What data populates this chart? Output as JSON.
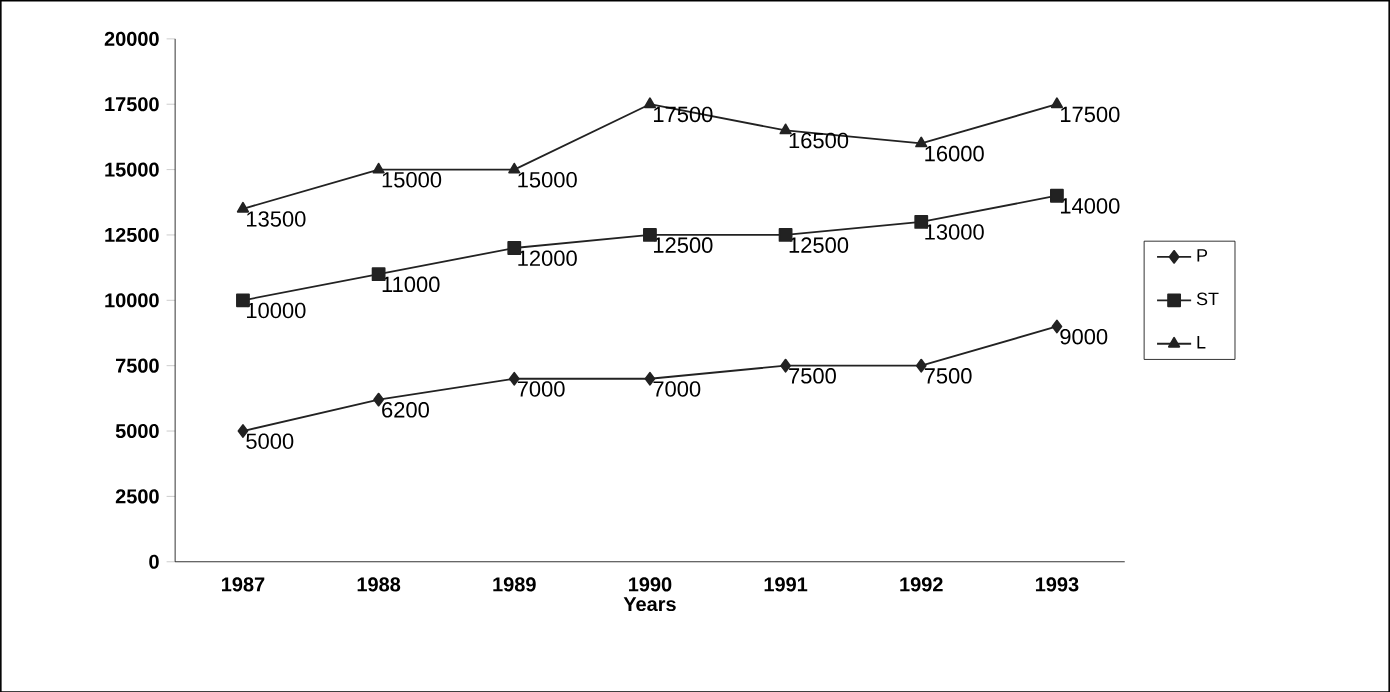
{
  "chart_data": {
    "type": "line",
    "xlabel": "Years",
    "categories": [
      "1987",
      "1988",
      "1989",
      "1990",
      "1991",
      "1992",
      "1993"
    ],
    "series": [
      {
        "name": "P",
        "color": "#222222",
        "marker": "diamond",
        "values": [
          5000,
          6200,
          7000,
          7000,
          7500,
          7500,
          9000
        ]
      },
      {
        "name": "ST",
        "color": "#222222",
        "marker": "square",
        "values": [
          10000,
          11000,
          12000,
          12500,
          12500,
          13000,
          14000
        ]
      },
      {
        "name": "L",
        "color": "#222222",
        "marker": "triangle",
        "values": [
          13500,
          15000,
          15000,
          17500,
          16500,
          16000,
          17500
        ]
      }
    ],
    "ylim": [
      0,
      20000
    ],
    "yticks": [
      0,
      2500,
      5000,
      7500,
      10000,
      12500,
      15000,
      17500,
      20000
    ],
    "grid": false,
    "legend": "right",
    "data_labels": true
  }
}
====
◆ **SET TASK**
Report the number of lines that include the string "marker"; return nothing but the count.

◆ **THE ANSWER**
3